* EXERCISE DIRECTIONS *
List the lines of this listing that hold the word "name".

[Dataset rows about figures]
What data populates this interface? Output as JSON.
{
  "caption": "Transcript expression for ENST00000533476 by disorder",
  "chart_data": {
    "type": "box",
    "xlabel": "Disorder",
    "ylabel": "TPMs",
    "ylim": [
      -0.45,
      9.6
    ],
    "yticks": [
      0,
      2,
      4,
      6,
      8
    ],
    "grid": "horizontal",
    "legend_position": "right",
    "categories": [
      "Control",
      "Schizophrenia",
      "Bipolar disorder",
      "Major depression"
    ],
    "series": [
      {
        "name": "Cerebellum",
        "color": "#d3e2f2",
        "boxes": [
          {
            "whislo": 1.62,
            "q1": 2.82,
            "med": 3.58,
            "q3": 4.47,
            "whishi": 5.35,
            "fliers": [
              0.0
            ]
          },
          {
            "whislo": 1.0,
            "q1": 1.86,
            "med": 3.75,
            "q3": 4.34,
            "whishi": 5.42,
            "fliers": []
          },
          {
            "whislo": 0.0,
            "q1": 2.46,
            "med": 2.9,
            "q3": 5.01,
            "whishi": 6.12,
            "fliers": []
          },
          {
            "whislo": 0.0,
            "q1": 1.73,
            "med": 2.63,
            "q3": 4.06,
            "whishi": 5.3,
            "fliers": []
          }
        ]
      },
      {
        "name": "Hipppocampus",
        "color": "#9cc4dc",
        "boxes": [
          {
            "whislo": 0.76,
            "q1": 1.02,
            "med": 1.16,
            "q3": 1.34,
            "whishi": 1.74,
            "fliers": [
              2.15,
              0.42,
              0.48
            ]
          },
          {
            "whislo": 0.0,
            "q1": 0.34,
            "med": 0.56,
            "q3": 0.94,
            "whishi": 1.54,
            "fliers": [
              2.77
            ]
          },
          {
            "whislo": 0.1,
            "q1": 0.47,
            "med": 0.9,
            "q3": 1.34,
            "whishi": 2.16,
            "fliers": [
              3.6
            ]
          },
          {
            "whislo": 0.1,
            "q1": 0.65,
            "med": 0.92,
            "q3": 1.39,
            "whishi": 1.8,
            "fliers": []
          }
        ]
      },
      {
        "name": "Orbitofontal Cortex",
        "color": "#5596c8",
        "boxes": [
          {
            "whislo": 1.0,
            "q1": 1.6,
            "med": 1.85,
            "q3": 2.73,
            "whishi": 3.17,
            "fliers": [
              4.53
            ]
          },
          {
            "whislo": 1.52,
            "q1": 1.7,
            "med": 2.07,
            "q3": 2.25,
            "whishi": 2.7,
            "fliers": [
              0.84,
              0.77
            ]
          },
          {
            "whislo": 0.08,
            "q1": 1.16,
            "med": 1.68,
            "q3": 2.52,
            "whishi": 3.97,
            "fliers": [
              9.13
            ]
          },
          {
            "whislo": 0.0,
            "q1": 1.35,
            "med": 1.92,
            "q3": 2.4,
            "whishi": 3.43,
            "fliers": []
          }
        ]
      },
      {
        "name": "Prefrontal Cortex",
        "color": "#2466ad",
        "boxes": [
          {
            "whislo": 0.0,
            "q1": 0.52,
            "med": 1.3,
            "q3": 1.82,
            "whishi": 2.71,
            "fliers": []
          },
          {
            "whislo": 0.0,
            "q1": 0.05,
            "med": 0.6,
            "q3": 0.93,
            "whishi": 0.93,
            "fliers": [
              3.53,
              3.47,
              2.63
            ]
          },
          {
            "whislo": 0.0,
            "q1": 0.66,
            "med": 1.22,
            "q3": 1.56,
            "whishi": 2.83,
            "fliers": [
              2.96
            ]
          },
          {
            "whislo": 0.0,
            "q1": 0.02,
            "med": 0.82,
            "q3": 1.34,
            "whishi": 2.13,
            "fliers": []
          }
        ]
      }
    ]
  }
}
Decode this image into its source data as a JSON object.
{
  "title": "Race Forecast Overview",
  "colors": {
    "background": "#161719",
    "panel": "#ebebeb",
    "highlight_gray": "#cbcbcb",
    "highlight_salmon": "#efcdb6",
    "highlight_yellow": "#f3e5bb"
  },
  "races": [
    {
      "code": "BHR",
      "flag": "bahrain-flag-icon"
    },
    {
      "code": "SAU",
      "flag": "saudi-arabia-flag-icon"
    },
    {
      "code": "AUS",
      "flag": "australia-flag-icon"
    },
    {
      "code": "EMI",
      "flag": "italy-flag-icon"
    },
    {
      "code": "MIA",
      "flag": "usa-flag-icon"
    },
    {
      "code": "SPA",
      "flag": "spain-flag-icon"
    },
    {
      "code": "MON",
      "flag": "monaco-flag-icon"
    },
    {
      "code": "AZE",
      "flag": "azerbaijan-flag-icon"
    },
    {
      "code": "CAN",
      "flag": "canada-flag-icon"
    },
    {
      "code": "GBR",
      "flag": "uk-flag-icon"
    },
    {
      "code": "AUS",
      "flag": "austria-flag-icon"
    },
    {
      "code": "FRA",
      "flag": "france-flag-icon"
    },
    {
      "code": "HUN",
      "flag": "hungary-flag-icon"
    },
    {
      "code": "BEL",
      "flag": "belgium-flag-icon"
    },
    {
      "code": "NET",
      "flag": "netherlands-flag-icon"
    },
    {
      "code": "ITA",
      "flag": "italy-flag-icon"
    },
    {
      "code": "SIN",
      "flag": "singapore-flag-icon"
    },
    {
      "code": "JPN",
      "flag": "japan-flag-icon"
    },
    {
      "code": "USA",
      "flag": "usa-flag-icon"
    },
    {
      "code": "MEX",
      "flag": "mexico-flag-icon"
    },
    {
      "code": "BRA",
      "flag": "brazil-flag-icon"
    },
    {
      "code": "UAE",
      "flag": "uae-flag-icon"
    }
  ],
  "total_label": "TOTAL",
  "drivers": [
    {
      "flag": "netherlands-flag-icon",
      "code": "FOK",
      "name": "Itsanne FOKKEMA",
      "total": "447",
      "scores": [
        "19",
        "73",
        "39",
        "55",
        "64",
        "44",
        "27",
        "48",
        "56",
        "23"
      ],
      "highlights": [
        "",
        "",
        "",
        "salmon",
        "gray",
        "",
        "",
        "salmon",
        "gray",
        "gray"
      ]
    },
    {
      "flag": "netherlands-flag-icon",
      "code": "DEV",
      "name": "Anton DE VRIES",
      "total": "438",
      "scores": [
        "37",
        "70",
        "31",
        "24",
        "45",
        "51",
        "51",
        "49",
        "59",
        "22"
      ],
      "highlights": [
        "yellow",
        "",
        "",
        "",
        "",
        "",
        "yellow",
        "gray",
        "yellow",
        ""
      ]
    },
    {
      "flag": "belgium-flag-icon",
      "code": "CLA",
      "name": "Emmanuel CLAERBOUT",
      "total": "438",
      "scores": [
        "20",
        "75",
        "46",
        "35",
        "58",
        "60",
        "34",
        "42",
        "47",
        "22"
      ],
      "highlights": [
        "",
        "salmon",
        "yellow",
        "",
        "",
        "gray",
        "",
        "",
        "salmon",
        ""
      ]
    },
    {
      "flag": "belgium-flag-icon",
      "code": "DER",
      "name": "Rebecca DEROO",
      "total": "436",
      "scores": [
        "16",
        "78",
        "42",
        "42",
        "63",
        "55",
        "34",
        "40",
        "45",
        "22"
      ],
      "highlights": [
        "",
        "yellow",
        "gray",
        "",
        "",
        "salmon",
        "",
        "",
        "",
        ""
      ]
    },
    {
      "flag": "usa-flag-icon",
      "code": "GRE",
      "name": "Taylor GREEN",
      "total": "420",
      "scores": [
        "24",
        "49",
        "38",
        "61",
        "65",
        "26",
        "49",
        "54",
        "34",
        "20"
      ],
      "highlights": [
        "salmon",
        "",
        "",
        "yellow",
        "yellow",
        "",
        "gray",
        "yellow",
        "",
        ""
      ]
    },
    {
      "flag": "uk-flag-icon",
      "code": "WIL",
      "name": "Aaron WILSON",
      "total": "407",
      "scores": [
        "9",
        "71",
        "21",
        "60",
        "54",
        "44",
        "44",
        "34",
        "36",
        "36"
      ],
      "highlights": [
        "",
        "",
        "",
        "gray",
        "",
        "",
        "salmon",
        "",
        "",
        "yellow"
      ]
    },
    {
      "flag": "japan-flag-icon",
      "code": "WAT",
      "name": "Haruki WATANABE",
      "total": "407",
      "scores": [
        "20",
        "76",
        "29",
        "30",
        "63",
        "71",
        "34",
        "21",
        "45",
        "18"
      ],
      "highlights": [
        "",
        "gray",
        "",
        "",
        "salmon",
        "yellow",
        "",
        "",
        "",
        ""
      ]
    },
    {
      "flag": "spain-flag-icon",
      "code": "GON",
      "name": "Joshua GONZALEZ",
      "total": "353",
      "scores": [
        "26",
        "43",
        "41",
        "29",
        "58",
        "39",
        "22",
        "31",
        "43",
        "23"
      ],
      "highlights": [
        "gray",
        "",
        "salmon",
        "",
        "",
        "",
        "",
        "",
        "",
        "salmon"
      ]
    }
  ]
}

* OUTPUT OF THE TASK *
        "name": "Cerebellum",
        "name": "Hipppocampus",
        "name": "Orbitofontal Cortex",
        "name": "Prefrontal Cortex",
      "name": "Itsanne FOKKEMA",
      "name": "Anton DE VRIES",
      "name": "Emmanuel CLAERBOUT",
      "name": "Rebecca DEROO",
      "name": "Taylor GREEN",
      "name": "Aaron WILSON",
      "name": "Haruki WATANABE",
      "name": "Joshua GONZALEZ",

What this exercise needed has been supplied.